INSTRUCTIONS TO FOLLOW. Which lines in the records below contain the word "ffffff"? Copy each one out.

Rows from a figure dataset
START
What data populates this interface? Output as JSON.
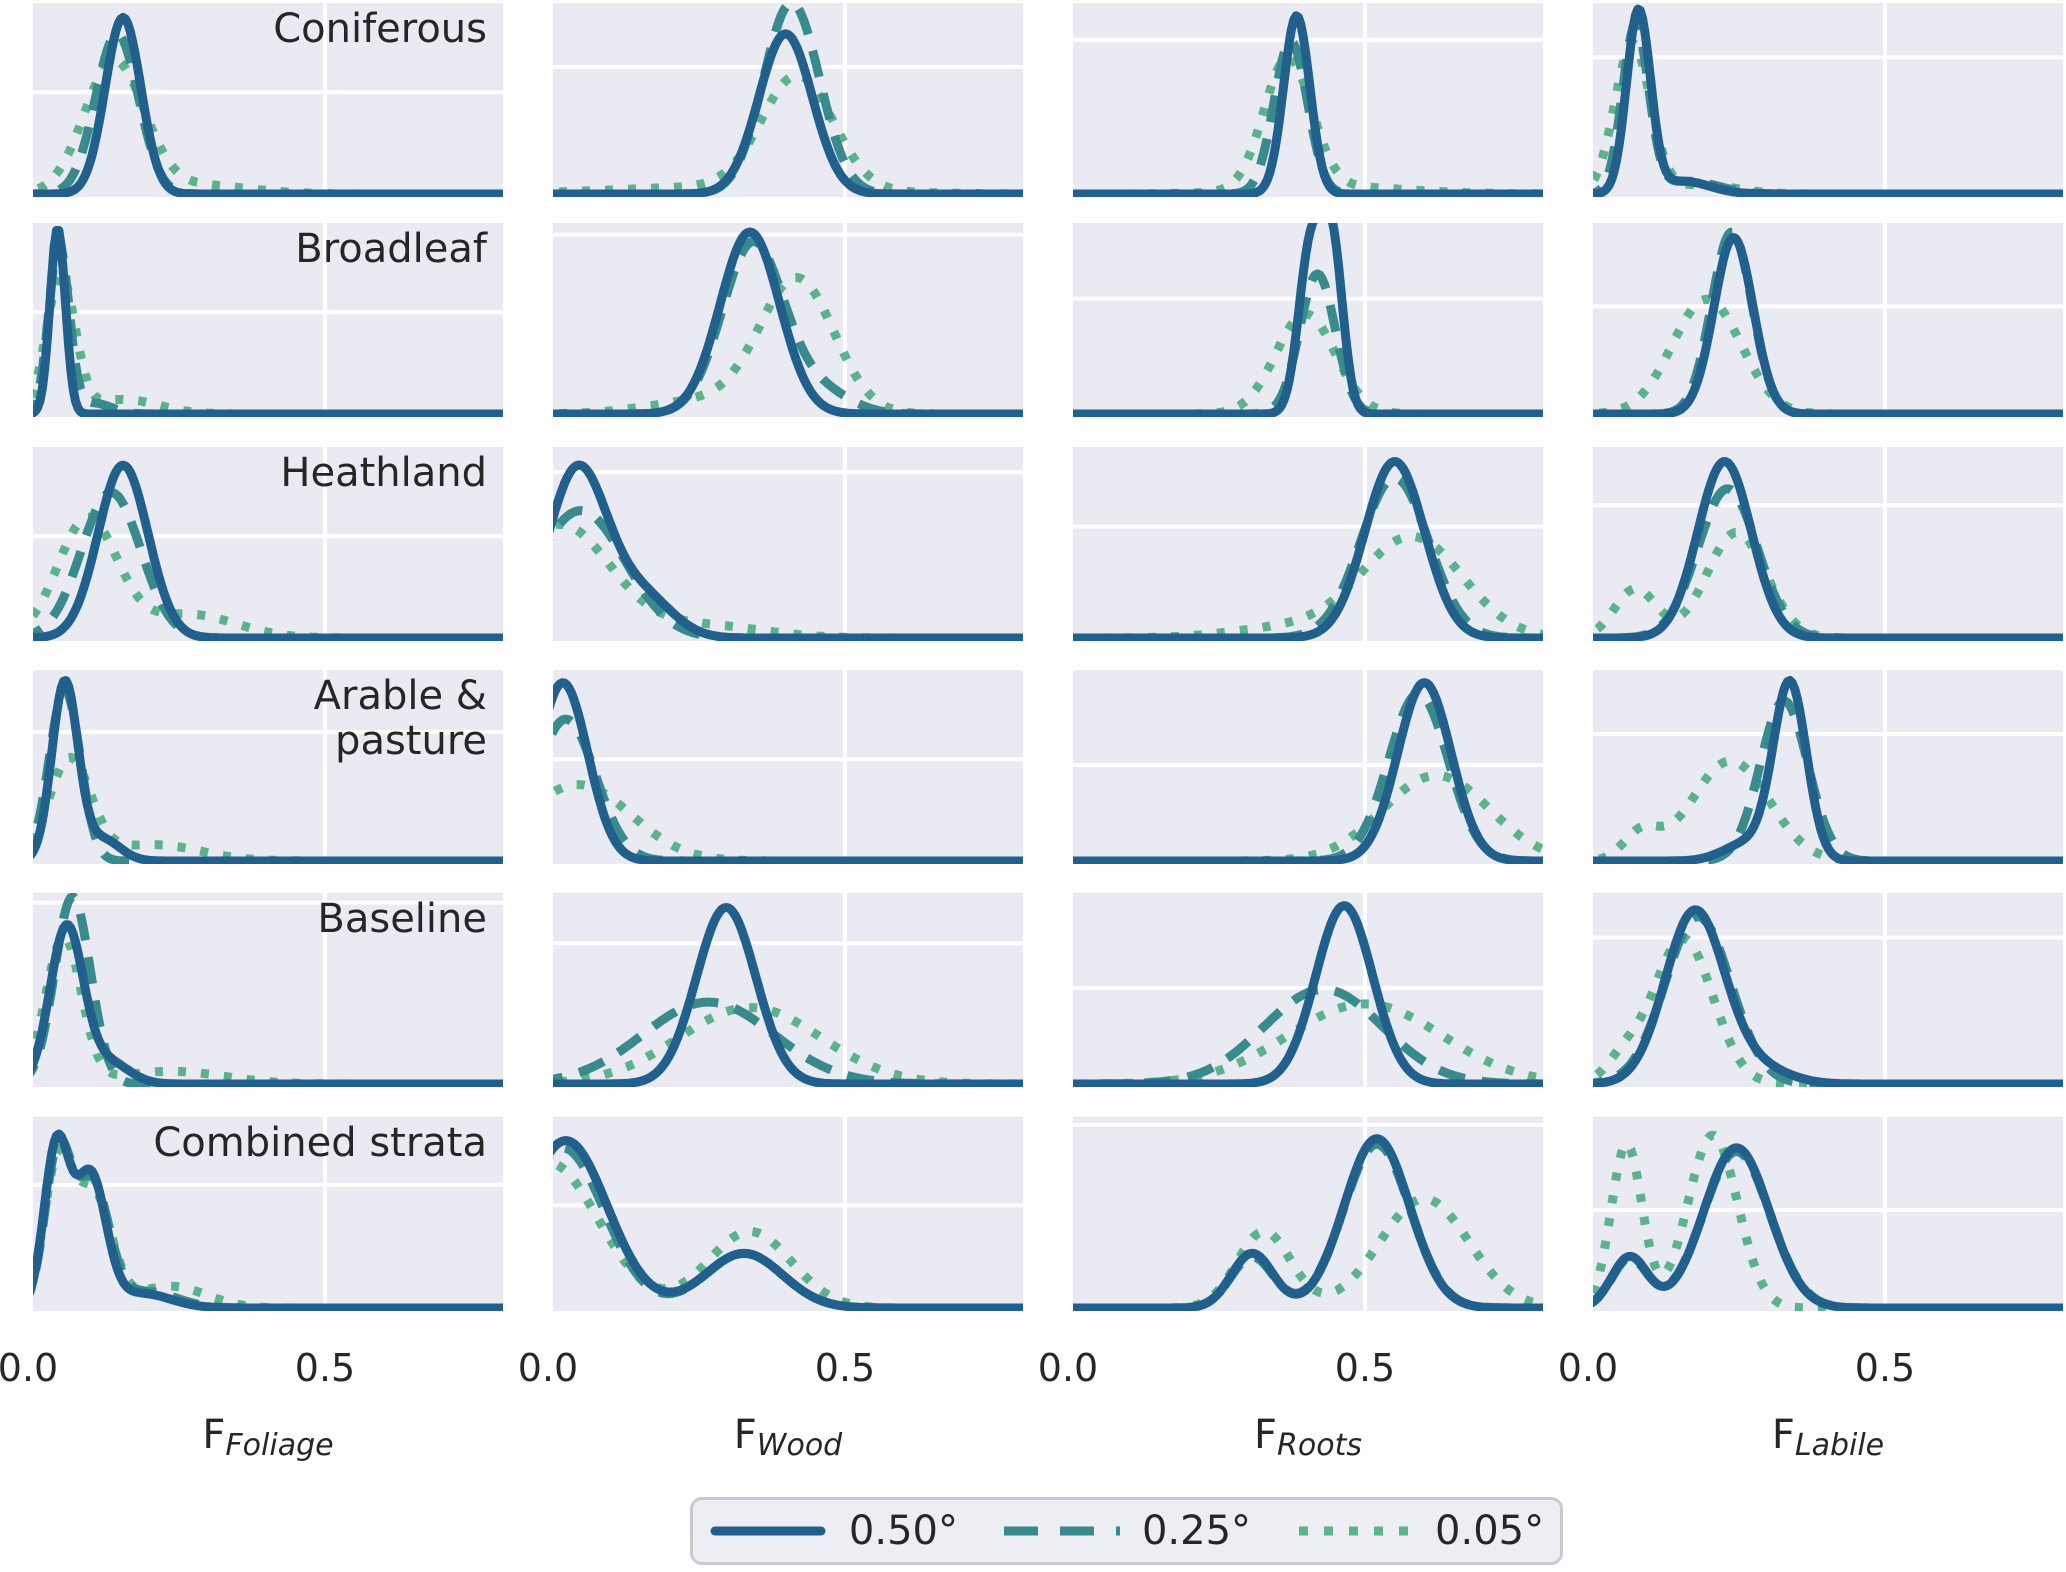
{
  "chart_data": {
    "type": "kde_grid",
    "description": "Facet grid of kernel density estimates: rows = land cover strata, columns = carbon allocation fractions, series = model spatial resolution",
    "rows": [
      "Coniferous",
      "Broadleaf",
      "Heathland",
      "Arable &\npasture",
      "Baseline",
      "Combined strata"
    ],
    "columns": [
      {
        "base": "F",
        "sub": "Foliage"
      },
      {
        "base": "F",
        "sub": "Wood"
      },
      {
        "base": "F",
        "sub": "Roots"
      },
      {
        "base": "F",
        "sub": "Labile"
      }
    ],
    "x_ticks": [
      "0.0",
      "0.5"
    ],
    "x_tick_values": [
      0.0,
      0.5
    ],
    "xlim": [
      0.0,
      0.8
    ],
    "grid": true,
    "legend_position": "bottom-center",
    "series": [
      {
        "name": "0.50°",
        "style": "solid",
        "color": "#215f8c"
      },
      {
        "name": "0.25°",
        "style": "dashed",
        "color": "#398a8c"
      },
      {
        "name": "0.05°",
        "style": "dotted",
        "color": "#5cb28c"
      }
    ],
    "colors": {
      "panel_background": "#eaeaf2",
      "figure_background": "#ffffff",
      "gridline": "#ffffff",
      "text": "#262626",
      "legend_background": "#edeef4",
      "legend_border": "#c9c9d3"
    },
    "note": "curves encoded as gaussian mixture components [mean_x, sigma_x, peak_height_fraction_of_panel]",
    "panels": [
      {
        "row": 0,
        "col": 0,
        "gy": 0.46,
        "solid": [
          [
            0.16,
            0.03,
            0.97
          ]
        ],
        "dashed": [
          [
            0.15,
            0.036,
            0.88
          ]
        ],
        "dotted": [
          [
            0.145,
            0.05,
            0.72
          ],
          [
            0.28,
            0.09,
            0.05
          ]
        ]
      },
      {
        "row": 0,
        "col": 1,
        "gy": 0.33,
        "solid": [
          [
            0.4,
            0.045,
            0.88
          ]
        ],
        "dashed": [
          [
            0.41,
            0.047,
            1.05
          ]
        ],
        "dotted": [
          [
            0.42,
            0.06,
            0.62
          ],
          [
            0.3,
            0.18,
            0.04
          ]
        ]
      },
      {
        "row": 0,
        "col": 2,
        "gy": 0.19,
        "solid": [
          [
            0.385,
            0.022,
            0.98
          ]
        ],
        "dashed": [
          [
            0.375,
            0.028,
            0.84
          ]
        ],
        "dotted": [
          [
            0.37,
            0.04,
            0.72
          ],
          [
            0.45,
            0.12,
            0.04
          ]
        ]
      },
      {
        "row": 0,
        "col": 3,
        "gy": 0.28,
        "solid": [
          [
            0.085,
            0.02,
            1.0
          ],
          [
            0.16,
            0.045,
            0.07
          ]
        ],
        "dashed": [
          [
            0.08,
            0.022,
            0.92
          ],
          [
            0.17,
            0.05,
            0.07
          ]
        ],
        "dotted": [
          [
            0.075,
            0.03,
            0.82
          ],
          [
            0.19,
            0.06,
            0.05
          ]
        ]
      },
      {
        "row": 1,
        "col": 0,
        "gy": 0.46,
        "solid": [
          [
            0.05,
            0.013,
            1.02
          ]
        ],
        "dashed": [
          [
            0.052,
            0.017,
            0.93
          ],
          [
            0.11,
            0.03,
            0.06
          ]
        ],
        "dotted": [
          [
            0.055,
            0.024,
            0.75
          ],
          [
            0.16,
            0.06,
            0.08
          ]
        ]
      },
      {
        "row": 1,
        "col": 1,
        "gy": 0.06,
        "solid": [
          [
            0.34,
            0.05,
            1.0
          ]
        ],
        "dashed": [
          [
            0.345,
            0.052,
            0.94
          ],
          [
            0.46,
            0.05,
            0.12
          ]
        ],
        "dotted": [
          [
            0.42,
            0.062,
            0.72
          ],
          [
            0.28,
            0.1,
            0.08
          ]
        ]
      },
      {
        "row": 1,
        "col": 2,
        "gy": 0.39,
        "solid": [
          [
            0.408,
            0.02,
            0.9
          ],
          [
            0.445,
            0.018,
            0.9
          ]
        ],
        "dashed": [
          [
            0.42,
            0.03,
            0.77
          ]
        ],
        "dotted": [
          [
            0.4,
            0.05,
            0.55
          ]
        ]
      },
      {
        "row": 1,
        "col": 3,
        "gy": 0.43,
        "solid": [
          [
            0.245,
            0.033,
            0.97
          ]
        ],
        "dashed": [
          [
            0.242,
            0.034,
            1.0
          ]
        ],
        "dotted": [
          [
            0.2,
            0.058,
            0.63
          ]
        ]
      },
      {
        "row": 2,
        "col": 0,
        "gy": 0.46,
        "solid": [
          [
            0.16,
            0.042,
            0.95
          ]
        ],
        "dashed": [
          [
            0.14,
            0.05,
            0.8
          ]
        ],
        "dotted": [
          [
            0.1,
            0.05,
            0.65
          ],
          [
            0.27,
            0.08,
            0.13
          ]
        ]
      },
      {
        "row": 2,
        "col": 1,
        "gy": 0.13,
        "solid": [
          [
            0.05,
            0.05,
            0.93
          ],
          [
            0.16,
            0.05,
            0.22
          ]
        ],
        "dashed": [
          [
            0.055,
            0.075,
            0.7
          ]
        ],
        "dotted": [
          [
            0.02,
            0.085,
            0.62
          ],
          [
            0.26,
            0.1,
            0.07
          ]
        ]
      },
      {
        "row": 2,
        "col": 2,
        "gy": 0.41,
        "solid": [
          [
            0.55,
            0.05,
            0.97
          ]
        ],
        "dashed": [
          [
            0.55,
            0.057,
            0.88
          ]
        ],
        "dotted": [
          [
            0.58,
            0.085,
            0.55
          ],
          [
            0.38,
            0.1,
            0.06
          ]
        ]
      },
      {
        "row": 2,
        "col": 3,
        "gy": 0.3,
        "solid": [
          [
            0.23,
            0.045,
            0.97
          ]
        ],
        "dashed": [
          [
            0.235,
            0.05,
            0.82
          ]
        ],
        "dotted": [
          [
            0.25,
            0.05,
            0.58
          ],
          [
            0.08,
            0.035,
            0.27
          ]
        ]
      },
      {
        "row": 3,
        "col": 0,
        "gy": 0.32,
        "solid": [
          [
            0.062,
            0.022,
            0.98
          ],
          [
            0.125,
            0.03,
            0.12
          ]
        ],
        "dashed": [
          [
            0.062,
            0.026,
            0.94
          ]
        ],
        "dotted": [
          [
            0.07,
            0.035,
            0.55
          ],
          [
            0.21,
            0.08,
            0.09
          ]
        ]
      },
      {
        "row": 3,
        "col": 1,
        "gy": 0.46,
        "solid": [
          [
            0.025,
            0.042,
            0.98
          ]
        ],
        "dashed": [
          [
            0.03,
            0.05,
            0.78
          ]
        ],
        "dotted": [
          [
            0.05,
            0.09,
            0.42
          ]
        ]
      },
      {
        "row": 3,
        "col": 2,
        "gy": 0.49,
        "solid": [
          [
            0.6,
            0.045,
            0.98
          ]
        ],
        "dashed": [
          [
            0.59,
            0.05,
            0.92
          ]
        ],
        "dotted": [
          [
            0.62,
            0.09,
            0.47
          ]
        ]
      },
      {
        "row": 3,
        "col": 3,
        "gy": 0.33,
        "solid": [
          [
            0.34,
            0.028,
            0.97
          ],
          [
            0.27,
            0.04,
            0.1
          ]
        ],
        "dashed": [
          [
            0.33,
            0.04,
            0.88
          ]
        ],
        "dotted": [
          [
            0.24,
            0.065,
            0.55
          ],
          [
            0.09,
            0.03,
            0.15
          ]
        ]
      },
      {
        "row": 4,
        "col": 0,
        "gy": 0.05,
        "solid": [
          [
            0.065,
            0.028,
            0.86
          ],
          [
            0.135,
            0.035,
            0.12
          ]
        ],
        "dashed": [
          [
            0.075,
            0.03,
            1.03
          ]
        ],
        "dotted": [
          [
            0.06,
            0.03,
            0.8
          ],
          [
            0.24,
            0.09,
            0.07
          ]
        ]
      },
      {
        "row": 4,
        "col": 1,
        "gy": 0.26,
        "solid": [
          [
            0.3,
            0.05,
            0.97
          ]
        ],
        "dashed": [
          [
            0.27,
            0.11,
            0.45
          ]
        ],
        "dotted": [
          [
            0.34,
            0.12,
            0.42
          ]
        ]
      },
      {
        "row": 4,
        "col": 2,
        "gy": 0.49,
        "solid": [
          [
            0.465,
            0.048,
            0.98
          ]
        ],
        "dashed": [
          [
            0.43,
            0.1,
            0.52
          ]
        ],
        "dotted": [
          [
            0.5,
            0.13,
            0.44
          ]
        ]
      },
      {
        "row": 4,
        "col": 3,
        "gy": 0.23,
        "solid": [
          [
            0.18,
            0.05,
            0.95
          ],
          [
            0.29,
            0.05,
            0.08
          ]
        ],
        "dashed": [
          [
            0.185,
            0.055,
            0.92
          ]
        ],
        "dotted": [
          [
            0.16,
            0.05,
            0.8
          ],
          [
            0.06,
            0.03,
            0.12
          ]
        ]
      },
      {
        "row": 5,
        "col": 0,
        "gy": 0.35,
        "solid": [
          [
            0.048,
            0.021,
            0.88
          ],
          [
            0.105,
            0.026,
            0.72
          ],
          [
            0.19,
            0.05,
            0.08
          ]
        ],
        "dashed": [
          [
            0.05,
            0.022,
            0.84
          ],
          [
            0.108,
            0.028,
            0.68
          ],
          [
            0.2,
            0.05,
            0.09
          ]
        ],
        "dotted": [
          [
            0.05,
            0.024,
            0.78
          ],
          [
            0.11,
            0.03,
            0.62
          ],
          [
            0.24,
            0.06,
            0.12
          ]
        ]
      },
      {
        "row": 5,
        "col": 1,
        "gy": 0.455,
        "solid": [
          [
            0.03,
            0.07,
            0.92
          ],
          [
            0.33,
            0.065,
            0.3
          ]
        ],
        "dashed": [
          [
            0.025,
            0.07,
            0.88
          ],
          [
            0.33,
            0.065,
            0.3
          ]
        ],
        "dotted": [
          [
            0.0,
            0.085,
            0.8
          ],
          [
            0.34,
            0.07,
            0.42
          ]
        ]
      },
      {
        "row": 5,
        "col": 2,
        "gy": 0.04,
        "solid": [
          [
            0.31,
            0.035,
            0.3
          ],
          [
            0.52,
            0.055,
            0.93
          ]
        ],
        "dashed": [
          [
            0.31,
            0.036,
            0.28
          ],
          [
            0.52,
            0.056,
            0.9
          ]
        ],
        "dotted": [
          [
            0.33,
            0.045,
            0.42
          ],
          [
            0.6,
            0.075,
            0.6
          ]
        ]
      },
      {
        "row": 5,
        "col": 3,
        "gy": 0.48,
        "solid": [
          [
            0.07,
            0.03,
            0.28
          ],
          [
            0.25,
            0.055,
            0.88
          ]
        ],
        "dashed": [
          [
            0.07,
            0.03,
            0.27
          ],
          [
            0.25,
            0.056,
            0.86
          ]
        ],
        "dotted": [
          [
            0.065,
            0.026,
            0.9
          ],
          [
            0.21,
            0.042,
            0.95
          ]
        ]
      }
    ]
  },
  "legend": {
    "items": [
      {
        "label": "0.50°"
      },
      {
        "label": "0.25°"
      },
      {
        "label": "0.05°"
      }
    ]
  }
}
END
RESULT FOR THIS TASK.
      "figure_background": "#ffffff",
      "gridline": "#ffffff",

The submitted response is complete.